[Records that describe figures]
___

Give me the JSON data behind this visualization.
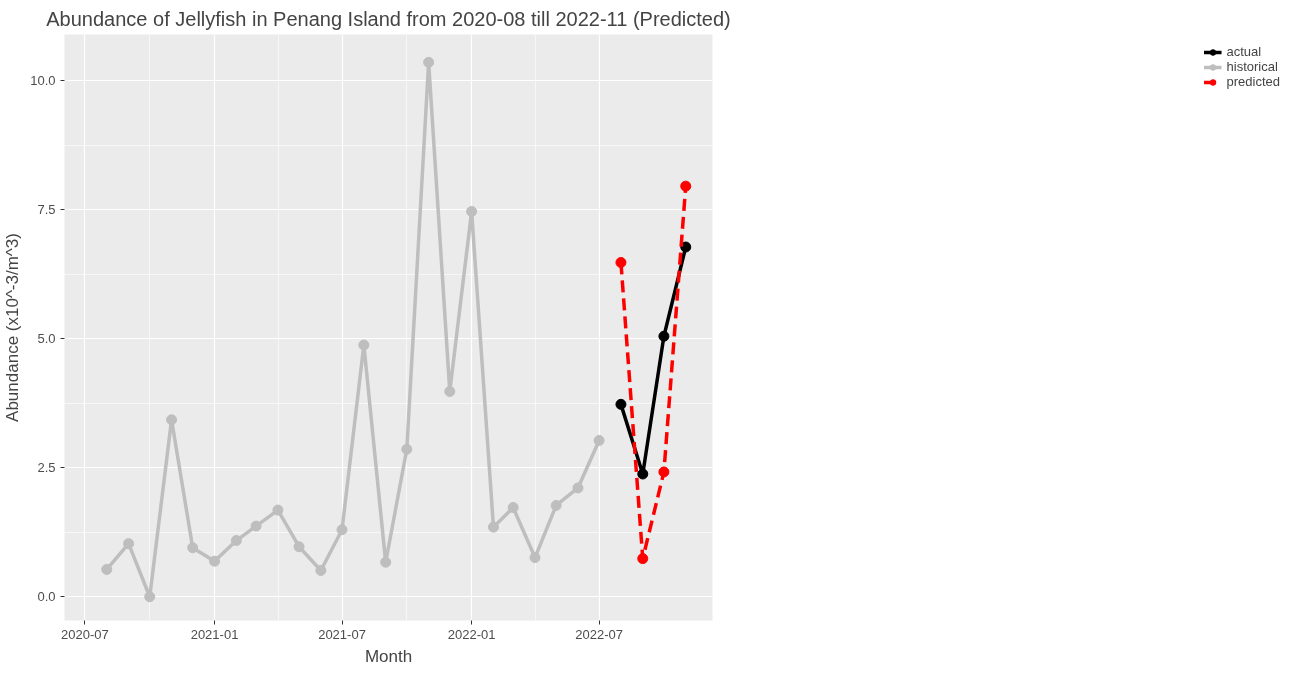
{
  "chart_data": {
    "type": "line",
    "title": "Abundance of Jellyfish in Penang Island from 2020-08 till 2022-11 (Predicted)",
    "xlabel": "Month",
    "ylabel": "Abundance (x10^-3/m^3)",
    "xlim": [
      "2020-06-02",
      "2022-12-09"
    ],
    "ylim": [
      -0.46,
      10.9
    ],
    "xticks": [
      {
        "value": "2020-07",
        "label": "2020-07"
      },
      {
        "value": "2021-01",
        "label": "2021-01"
      },
      {
        "value": "2021-07",
        "label": "2021-07"
      },
      {
        "value": "2022-01",
        "label": "2022-01"
      },
      {
        "value": "2022-07",
        "label": "2022-07"
      }
    ],
    "yticks": [
      {
        "value": 0,
        "label": "0.0"
      },
      2.5,
      {
        "value": 5,
        "label": "5.0"
      },
      7.5,
      {
        "value": 10,
        "label": "10.0"
      }
    ],
    "grid": true,
    "legend": "right",
    "marker": "circle",
    "series": [
      {
        "name": "actual",
        "color": "#000000",
        "line_style": "solid",
        "x": [
          "2022-08",
          "2022-09",
          "2022-10",
          "2022-11"
        ],
        "values": [
          3.73,
          2.38,
          5.05,
          6.78
        ]
      },
      {
        "name": "historical",
        "color": "#bebebe",
        "line_style": "solid",
        "x": [
          "2020-08",
          "2020-09",
          "2020-10",
          "2020-11",
          "2020-12",
          "2021-01",
          "2021-02",
          "2021-03",
          "2021-04",
          "2021-05",
          "2021-06",
          "2021-07",
          "2021-08",
          "2021-09",
          "2021-10",
          "2021-11",
          "2021-12",
          "2022-01",
          "2022-02",
          "2022-03",
          "2022-04",
          "2022-05",
          "2022-06",
          "2022-07"
        ],
        "values": [
          0.53,
          1.03,
          0.0,
          3.43,
          0.95,
          0.69,
          1.09,
          1.37,
          1.68,
          0.97,
          0.51,
          1.3,
          4.88,
          0.67,
          2.86,
          10.36,
          3.98,
          7.47,
          1.35,
          1.73,
          0.76,
          1.77,
          2.11,
          3.03
        ]
      },
      {
        "name": "predicted",
        "color": "#ff0000",
        "line_style": "dashed",
        "x": [
          "2022-08",
          "2022-09",
          "2022-10",
          "2022-11"
        ],
        "values": [
          6.48,
          0.74,
          2.42,
          7.96
        ]
      }
    ]
  }
}
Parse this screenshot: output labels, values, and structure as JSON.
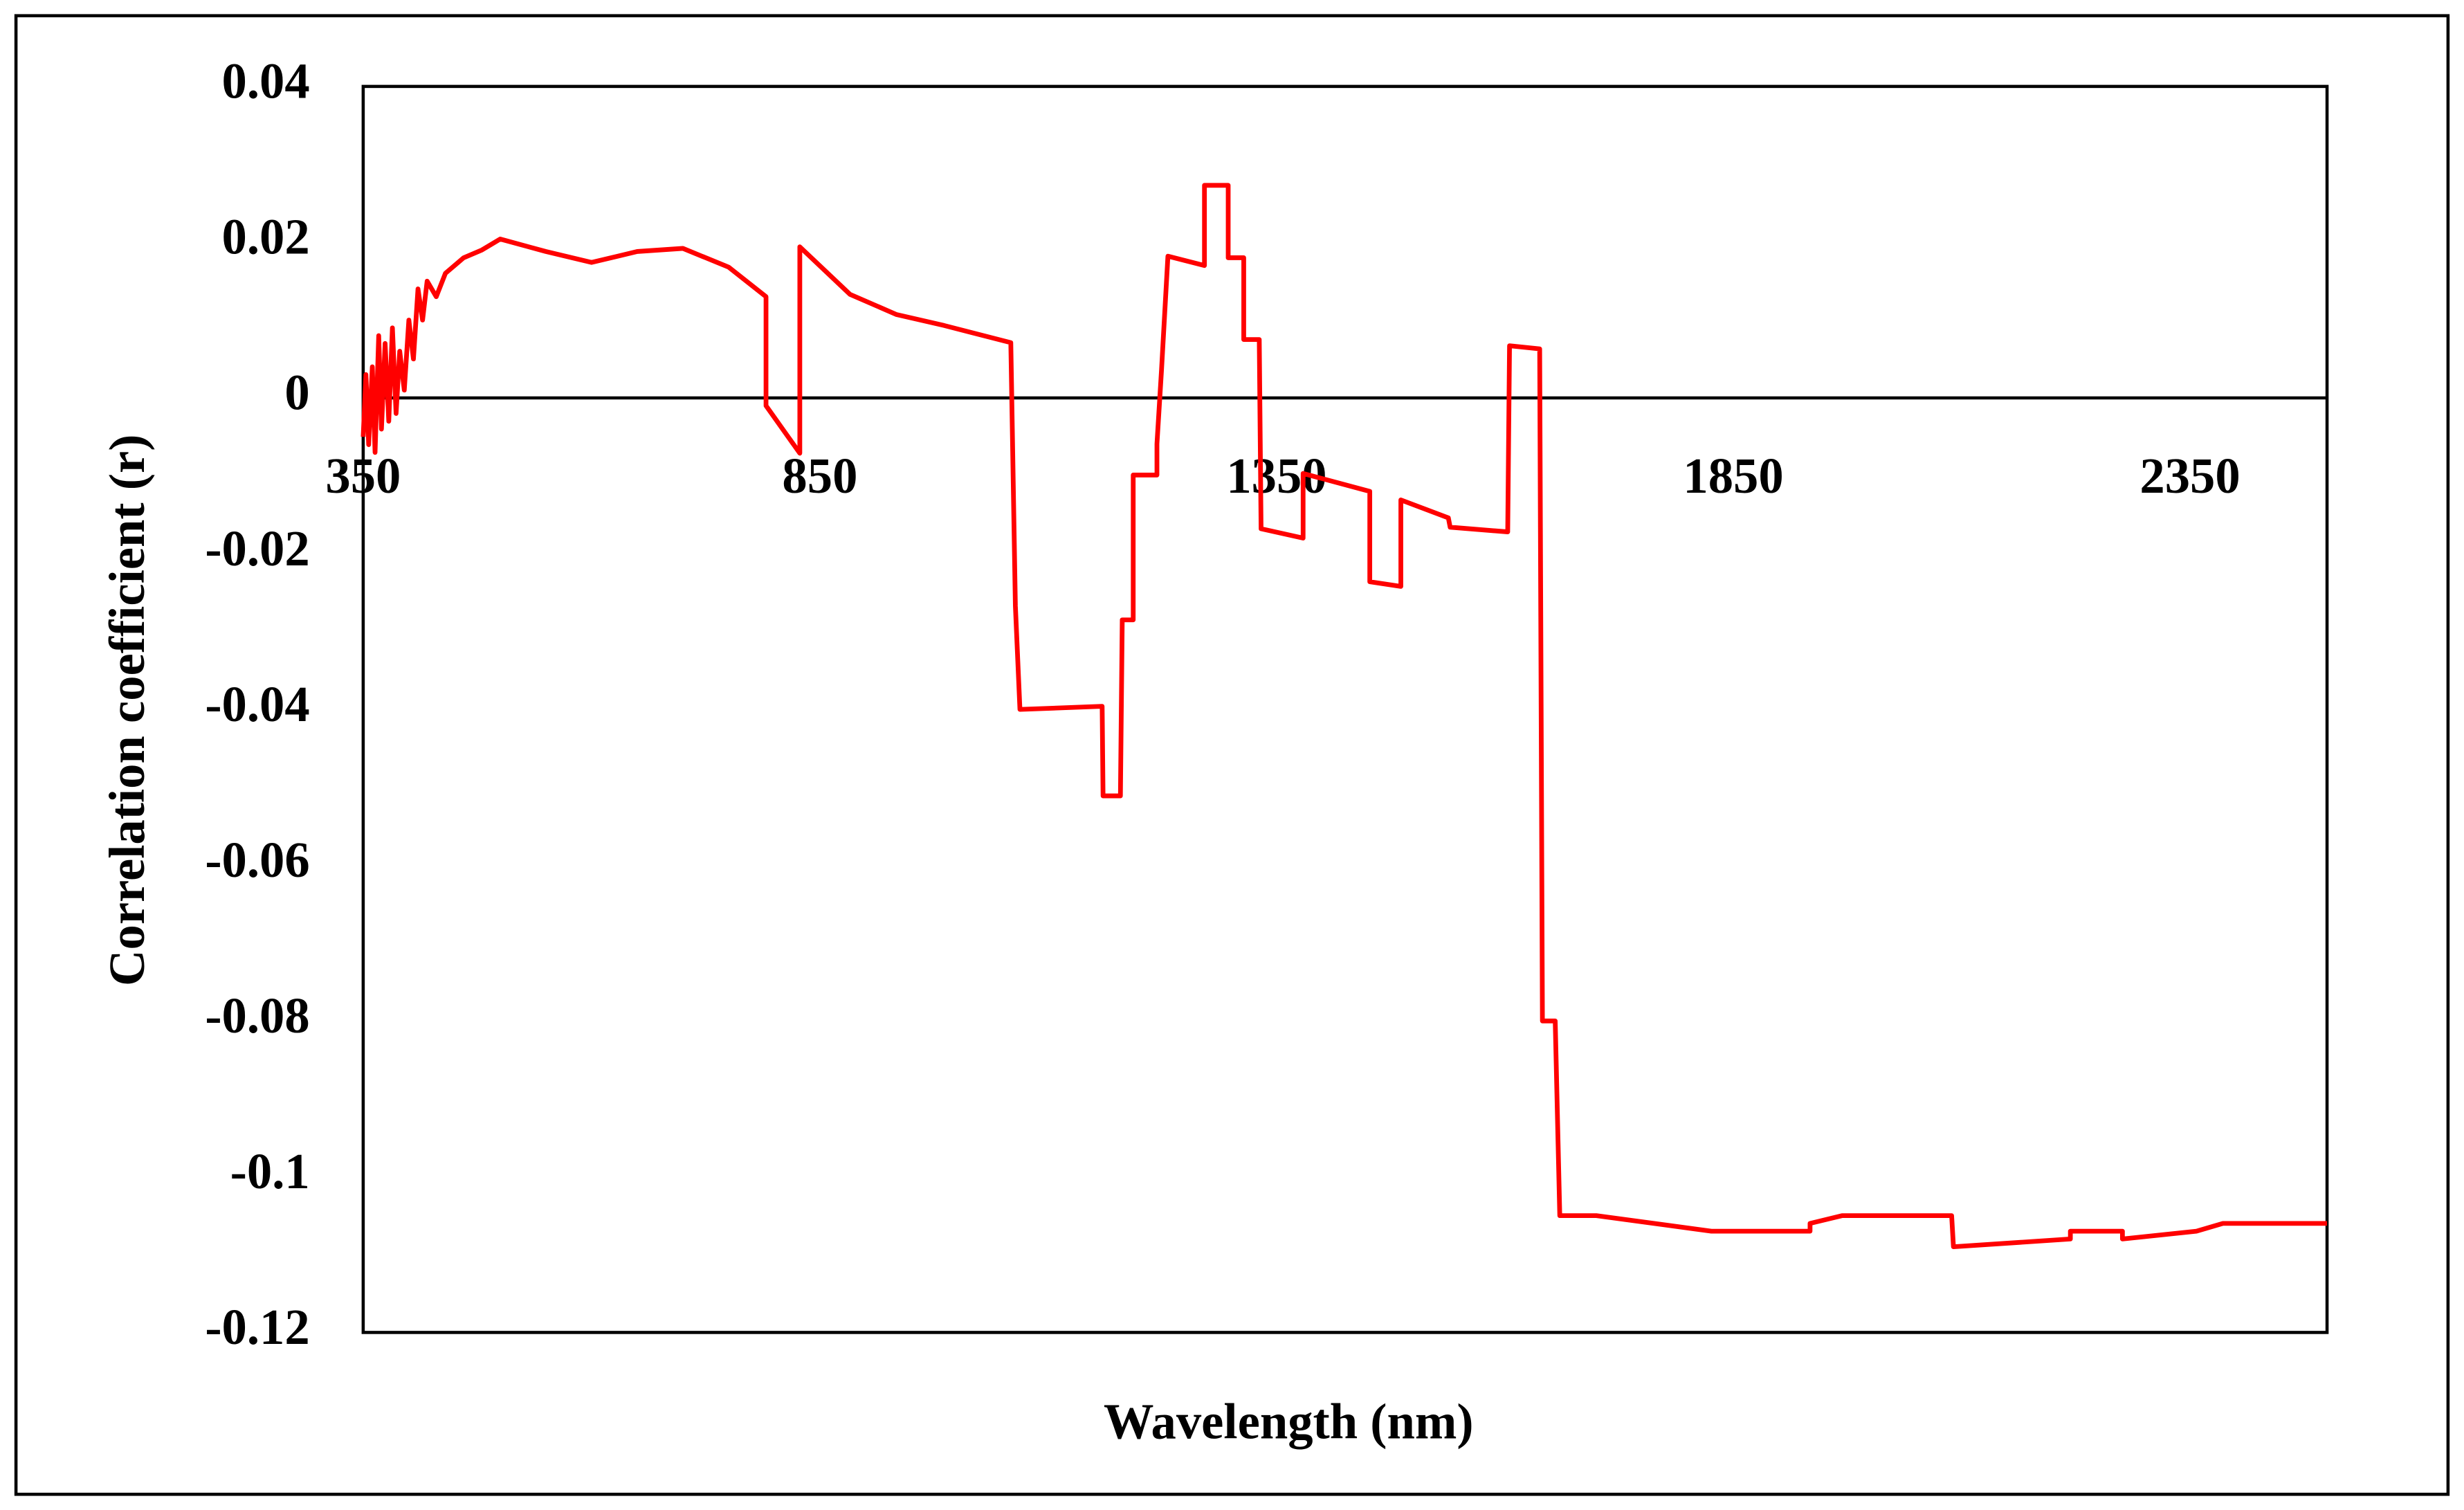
{
  "chart_data": {
    "type": "line",
    "xlabel": "Wavelength (nm)",
    "ylabel": "Correlation coefficient (r)",
    "xlim": [
      350,
      2500
    ],
    "ylim": [
      -0.12,
      0.04
    ],
    "xticks": [
      350,
      850,
      1350,
      1850,
      2350
    ],
    "yticks": [
      0.04,
      0.02,
      0,
      -0.02,
      -0.04,
      -0.06,
      -0.08,
      -0.1,
      -0.12
    ],
    "grid": false,
    "x": [
      350,
      353,
      356,
      360,
      363,
      367,
      370,
      374,
      378,
      382,
      386,
      390,
      395,
      400,
      405,
      410,
      415,
      420,
      430,
      440,
      460,
      480,
      500,
      550,
      600,
      650,
      700,
      750,
      791,
      791,
      828,
      828,
      883,
      934,
      986,
      1059,
      1064,
      1069,
      1159,
      1160,
      1179,
      1181,
      1193,
      1193,
      1219,
      1219,
      1224,
      1231,
      1271,
      1271,
      1297,
      1297,
      1314,
      1314,
      1331,
      1333,
      1379,
      1379,
      1452,
      1452,
      1486,
      1486,
      1538,
      1540,
      1603,
      1605,
      1638,
      1641,
      1655,
      1660,
      1700,
      1826,
      1934,
      1934,
      1969,
      2089,
      2091,
      2219,
      2219,
      2276,
      2276,
      2357,
      2386,
      2500
    ],
    "series": [
      {
        "name": "r",
        "color": "#ff0000",
        "values": [
          -0.005,
          0.003,
          -0.006,
          0.004,
          -0.007,
          0.008,
          -0.004,
          0.007,
          -0.003,
          0.009,
          -0.002,
          0.006,
          0.001,
          0.01,
          0.005,
          0.014,
          0.01,
          0.015,
          0.013,
          0.016,
          0.018,
          0.019,
          0.0204,
          0.0188,
          0.0174,
          0.0188,
          0.0192,
          0.0168,
          0.013,
          -0.001,
          -0.0071,
          0.0194,
          0.0133,
          0.0107,
          0.0093,
          0.0071,
          -0.0267,
          -0.04,
          -0.0396,
          -0.0511,
          -0.0511,
          -0.0285,
          -0.0285,
          -0.0099,
          -0.0099,
          -0.0059,
          0.0036,
          0.0182,
          0.017,
          0.0273,
          0.0273,
          0.018,
          0.018,
          0.0075,
          0.0075,
          -0.0168,
          -0.018,
          -0.0097,
          -0.012,
          -0.0236,
          -0.0242,
          -0.0131,
          -0.0154,
          -0.0166,
          -0.0172,
          0.0067,
          0.0063,
          -0.08,
          -0.08,
          -0.105,
          -0.105,
          -0.107,
          -0.107,
          -0.106,
          -0.105,
          -0.105,
          -0.109,
          -0.108,
          -0.107,
          -0.107,
          -0.108,
          -0.107,
          -0.106,
          -0.106
        ]
      }
    ]
  }
}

___

EXERCISE REQUIREMENTS
The data should be printed again unchanged; leave its pictures out.

RESPONSE TO THE TASK
Give me the JSON data behind this visualization.
{
  "chart_data": {
    "type": "line",
    "title": "Abundance of Jellyfish in Penang Island from 2020-08 till 2022-11 (Predicted)",
    "xlabel": "Month",
    "ylabel": "Abundance (x10^-3/m^3)",
    "xlim": [
      "2020-06-02",
      "2022-12-09"
    ],
    "ylim": [
      -0.46,
      10.9
    ],
    "xticks": [
      {
        "value": "2020-07",
        "label": "2020-07"
      },
      {
        "value": "2021-01",
        "label": "2021-01"
      },
      {
        "value": "2021-07",
        "label": "2021-07"
      },
      {
        "value": "2022-01",
        "label": "2022-01"
      },
      {
        "value": "2022-07",
        "label": "2022-07"
      }
    ],
    "yticks": [
      {
        "value": 0,
        "label": "0.0"
      },
      2.5,
      {
        "value": 5,
        "label": "5.0"
      },
      7.5,
      {
        "value": 10,
        "label": "10.0"
      }
    ],
    "grid": true,
    "legend": "right",
    "marker": "circle",
    "series": [
      {
        "name": "actual",
        "color": "#000000",
        "line_style": "solid",
        "x": [
          "2022-08",
          "2022-09",
          "2022-10",
          "2022-11"
        ],
        "values": [
          3.73,
          2.38,
          5.05,
          6.78
        ]
      },
      {
        "name": "historical",
        "color": "#bebebe",
        "line_style": "solid",
        "x": [
          "2020-08",
          "2020-09",
          "2020-10",
          "2020-11",
          "2020-12",
          "2021-01",
          "2021-02",
          "2021-03",
          "2021-04",
          "2021-05",
          "2021-06",
          "2021-07",
          "2021-08",
          "2021-09",
          "2021-10",
          "2021-11",
          "2021-12",
          "2022-01",
          "2022-02",
          "2022-03",
          "2022-04",
          "2022-05",
          "2022-06",
          "2022-07"
        ],
        "values": [
          0.53,
          1.03,
          0.0,
          3.43,
          0.95,
          0.69,
          1.09,
          1.37,
          1.68,
          0.97,
          0.51,
          1.3,
          4.88,
          0.67,
          2.86,
          10.36,
          3.98,
          7.47,
          1.35,
          1.73,
          0.76,
          1.77,
          2.11,
          3.03
        ]
      },
      {
        "name": "predicted",
        "color": "#ff0000",
        "line_style": "dashed",
        "x": [
          "2022-08",
          "2022-09",
          "2022-10",
          "2022-11"
        ],
        "values": [
          6.48,
          0.74,
          2.42,
          7.96
        ]
      }
    ]
  }
}
Parse this screenshot: output labels, values, and structure as JSON.
{
  "chart_data": {
    "type": "line",
    "xlabel": "Wavelength (nm)",
    "ylabel": "Correlation coefficient (r)",
    "xlim": [
      350,
      2500
    ],
    "ylim": [
      -0.12,
      0.04
    ],
    "xticks": [
      350,
      850,
      1350,
      1850,
      2350
    ],
    "yticks": [
      0.04,
      0.02,
      0,
      -0.02,
      -0.04,
      -0.06,
      -0.08,
      -0.1,
      -0.12
    ],
    "grid": false,
    "x": [
      350,
      353,
      356,
      360,
      363,
      367,
      370,
      374,
      378,
      382,
      386,
      390,
      395,
      400,
      405,
      410,
      415,
      420,
      430,
      440,
      460,
      480,
      500,
      550,
      600,
      650,
      700,
      750,
      791,
      791,
      828,
      828,
      883,
      934,
      986,
      1059,
      1064,
      1069,
      1159,
      1160,
      1179,
      1181,
      1193,
      1193,
      1219,
      1219,
      1224,
      1231,
      1271,
      1271,
      1297,
      1297,
      1314,
      1314,
      1331,
      1333,
      1379,
      1379,
      1452,
      1452,
      1486,
      1486,
      1538,
      1540,
      1603,
      1605,
      1638,
      1641,
      1655,
      1660,
      1700,
      1826,
      1934,
      1934,
      1969,
      2089,
      2091,
      2219,
      2219,
      2276,
      2276,
      2357,
      2386,
      2500
    ],
    "series": [
      {
        "name": "r",
        "color": "#ff0000",
        "values": [
          -0.005,
          0.003,
          -0.006,
          0.004,
          -0.007,
          0.008,
          -0.004,
          0.007,
          -0.003,
          0.009,
          -0.002,
          0.006,
          0.001,
          0.01,
          0.005,
          0.014,
          0.01,
          0.015,
          0.013,
          0.016,
          0.018,
          0.019,
          0.0204,
          0.0188,
          0.0174,
          0.0188,
          0.0192,
          0.0168,
          0.013,
          -0.001,
          -0.0071,
          0.0194,
          0.0133,
          0.0107,
          0.0093,
          0.0071,
          -0.0267,
          -0.04,
          -0.0396,
          -0.0511,
          -0.0511,
          -0.0285,
          -0.0285,
          -0.0099,
          -0.0099,
          -0.0059,
          0.0036,
          0.0182,
          0.017,
          0.0273,
          0.0273,
          0.018,
          0.018,
          0.0075,
          0.0075,
          -0.0168,
          -0.018,
          -0.0097,
          -0.012,
          -0.0236,
          -0.0242,
          -0.0131,
          -0.0154,
          -0.0166,
          -0.0172,
          0.0067,
          0.0063,
          -0.08,
          -0.08,
          -0.105,
          -0.105,
          -0.107,
          -0.107,
          -0.106,
          -0.105,
          -0.105,
          -0.109,
          -0.108,
          -0.107,
          -0.107,
          -0.108,
          -0.107,
          -0.106,
          -0.106
        ]
      }
    ]
  }
}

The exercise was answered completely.